- _Exercise prompt_
Write out the entire listing below exactly as it appears, minus any pictures.

- _Record set_
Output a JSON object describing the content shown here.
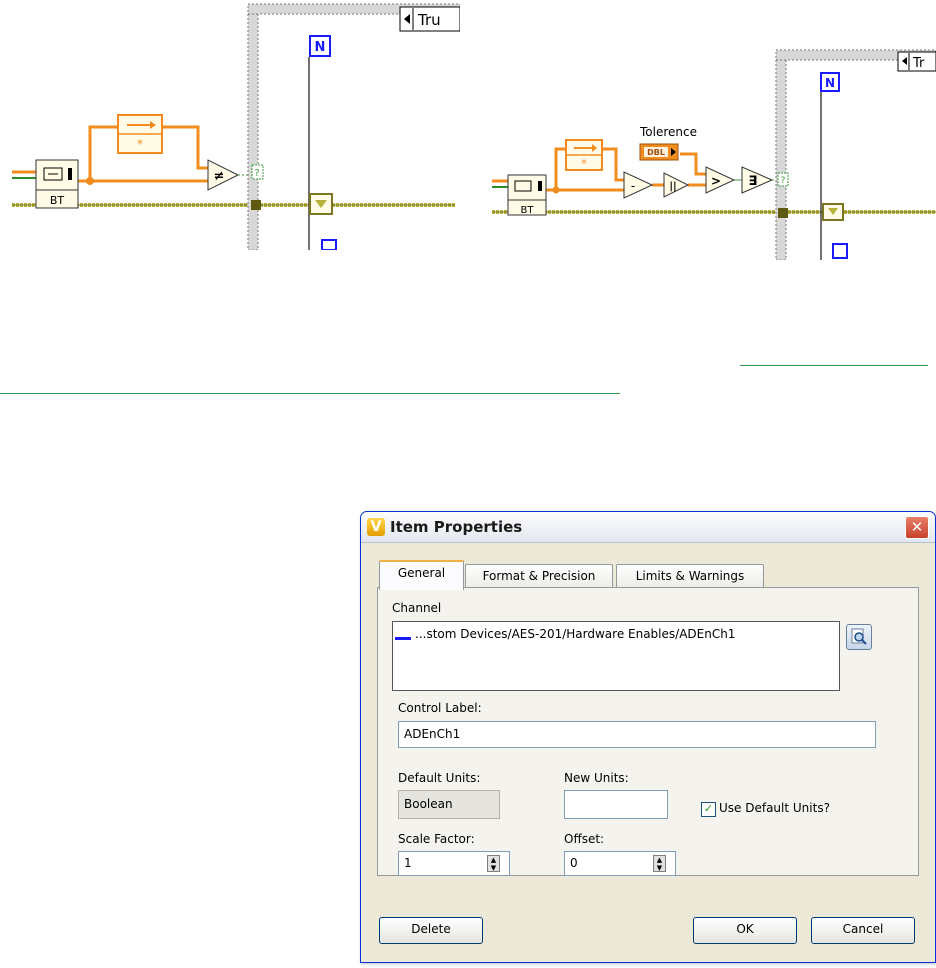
{
  "diagram_left": {
    "bt_label": "BT",
    "case_label": "Tru",
    "n_label": "N",
    "not_equal_symbol": "≠",
    "terminal_symbol": "?"
  },
  "diagram_right": {
    "bt_label": "BT",
    "case_label": "Tr",
    "n_label": "N",
    "tolerance_label": "Tolerence",
    "dbl_label": "DBL",
    "subtract_symbol": "-",
    "abs_symbol": "||",
    "greater_symbol": ">",
    "or_symbol": "∃",
    "terminal_symbol": "?"
  },
  "dialog": {
    "title": "Item Properties",
    "close_symbol": "✕",
    "logo_letter": "V",
    "tabs": [
      {
        "label": "General",
        "active": true
      },
      {
        "label": "Format & Precision",
        "active": false
      },
      {
        "label": "Limits & Warnings",
        "active": false
      }
    ],
    "channel_label": "Channel",
    "channel_value": "...stom Devices/AES-201/Hardware Enables/ADEnCh1",
    "control_label_label": "Control Label:",
    "control_label_value": "ADEnCh1",
    "default_units_label": "Default Units:",
    "default_units_value": "Boolean",
    "new_units_label": "New Units:",
    "new_units_value": "",
    "use_default_label": "Use Default Units?",
    "use_default_checked": true,
    "scale_factor_label": "Scale Factor:",
    "scale_factor_value": "1",
    "offset_label": "Offset:",
    "offset_value": "0",
    "buttons": {
      "delete": "Delete",
      "ok": "OK",
      "cancel": "Cancel"
    }
  },
  "colors": {
    "orange_wire": "#f28c1f",
    "bool_wire": "#b7b23b",
    "separator": "#2f9a4f",
    "n_blue": "#1a1aff",
    "xp_blue": "#0831d9"
  }
}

- _Response to the exercise_
Output a JSON object describing the content shown here.
{
  "diagram_left": {
    "bt_label": "BT",
    "case_label": "Tru",
    "n_label": "N",
    "not_equal_symbol": "≠",
    "terminal_symbol": "?"
  },
  "diagram_right": {
    "bt_label": "BT",
    "case_label": "Tr",
    "n_label": "N",
    "tolerance_label": "Tolerence",
    "dbl_label": "DBL",
    "subtract_symbol": "-",
    "abs_symbol": "||",
    "greater_symbol": ">",
    "or_symbol": "∃",
    "terminal_symbol": "?"
  },
  "dialog": {
    "title": "Item Properties",
    "close_symbol": "✕",
    "logo_letter": "V",
    "tabs": [
      {
        "label": "General",
        "active": true
      },
      {
        "label": "Format & Precision",
        "active": false
      },
      {
        "label": "Limits & Warnings",
        "active": false
      }
    ],
    "channel_label": "Channel",
    "channel_value": "...stom Devices/AES-201/Hardware Enables/ADEnCh1",
    "control_label_label": "Control Label:",
    "control_label_value": "ADEnCh1",
    "default_units_label": "Default Units:",
    "default_units_value": "Boolean",
    "new_units_label": "New Units:",
    "new_units_value": "",
    "use_default_label": "Use Default Units?",
    "use_default_checked": true,
    "scale_factor_label": "Scale Factor:",
    "scale_factor_value": "1",
    "offset_label": "Offset:",
    "offset_value": "0",
    "buttons": {
      "delete": "Delete",
      "ok": "OK",
      "cancel": "Cancel"
    }
  },
  "colors": {
    "orange_wire": "#f28c1f",
    "bool_wire": "#b7b23b",
    "separator": "#2f9a4f",
    "n_blue": "#1a1aff",
    "xp_blue": "#0831d9"
  }
}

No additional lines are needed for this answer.